Objective:
In this exercise, return the whole listing exactly, excluding any images.

Extracted material:

((

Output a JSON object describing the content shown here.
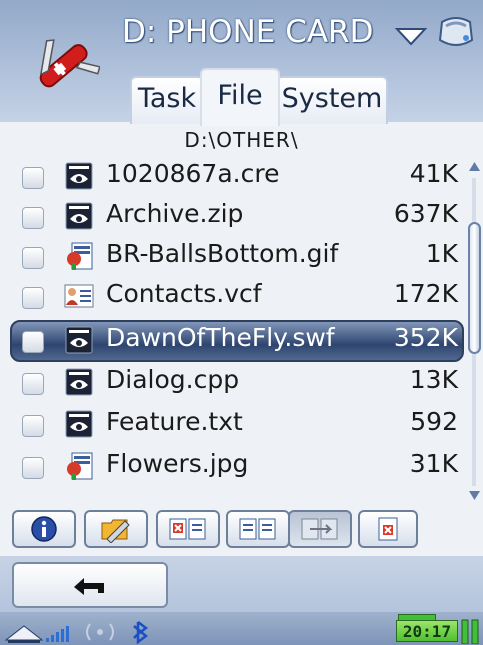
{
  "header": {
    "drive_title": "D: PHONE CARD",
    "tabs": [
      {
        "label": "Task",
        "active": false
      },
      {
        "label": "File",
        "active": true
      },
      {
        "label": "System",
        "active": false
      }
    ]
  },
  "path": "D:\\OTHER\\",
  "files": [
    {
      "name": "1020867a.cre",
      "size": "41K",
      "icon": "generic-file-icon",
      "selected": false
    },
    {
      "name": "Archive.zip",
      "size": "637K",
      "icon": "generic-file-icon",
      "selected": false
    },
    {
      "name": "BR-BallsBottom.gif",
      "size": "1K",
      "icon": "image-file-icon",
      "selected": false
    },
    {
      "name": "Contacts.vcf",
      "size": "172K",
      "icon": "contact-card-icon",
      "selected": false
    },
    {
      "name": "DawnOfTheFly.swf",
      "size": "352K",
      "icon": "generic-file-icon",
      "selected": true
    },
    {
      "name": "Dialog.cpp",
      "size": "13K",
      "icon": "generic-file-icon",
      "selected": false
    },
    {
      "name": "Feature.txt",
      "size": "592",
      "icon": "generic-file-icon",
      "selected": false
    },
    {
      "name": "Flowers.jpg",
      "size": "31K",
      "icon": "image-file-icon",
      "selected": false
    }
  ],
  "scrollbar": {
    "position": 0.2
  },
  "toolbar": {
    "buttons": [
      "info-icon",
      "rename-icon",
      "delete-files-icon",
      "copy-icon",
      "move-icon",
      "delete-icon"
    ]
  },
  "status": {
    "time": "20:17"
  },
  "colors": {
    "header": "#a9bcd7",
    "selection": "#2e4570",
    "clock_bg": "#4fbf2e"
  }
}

))

Task result:
Output a JSON object describing the content shown here.
{
  "header": {
    "drive_title": "D: PHONE CARD",
    "tabs": [
      {
        "label": "Task",
        "active": false
      },
      {
        "label": "File",
        "active": true
      },
      {
        "label": "System",
        "active": false
      }
    ]
  },
  "path": "D:\\OTHER\\",
  "files": [
    {
      "name": "1020867a.cre",
      "size": "41K",
      "icon": "generic-file-icon",
      "selected": false
    },
    {
      "name": "Archive.zip",
      "size": "637K",
      "icon": "generic-file-icon",
      "selected": false
    },
    {
      "name": "BR-BallsBottom.gif",
      "size": "1K",
      "icon": "image-file-icon",
      "selected": false
    },
    {
      "name": "Contacts.vcf",
      "size": "172K",
      "icon": "contact-card-icon",
      "selected": false
    },
    {
      "name": "DawnOfTheFly.swf",
      "size": "352K",
      "icon": "generic-file-icon",
      "selected": true
    },
    {
      "name": "Dialog.cpp",
      "size": "13K",
      "icon": "generic-file-icon",
      "selected": false
    },
    {
      "name": "Feature.txt",
      "size": "592",
      "icon": "generic-file-icon",
      "selected": false
    },
    {
      "name": "Flowers.jpg",
      "size": "31K",
      "icon": "image-file-icon",
      "selected": false
    }
  ],
  "scrollbar": {
    "position": 0.2
  },
  "toolbar": {
    "buttons": [
      "info-icon",
      "rename-icon",
      "delete-files-icon",
      "copy-icon",
      "move-icon",
      "delete-icon"
    ]
  },
  "status": {
    "time": "20:17"
  },
  "colors": {
    "header": "#a9bcd7",
    "selection": "#2e4570",
    "clock_bg": "#4fbf2e"
  }
}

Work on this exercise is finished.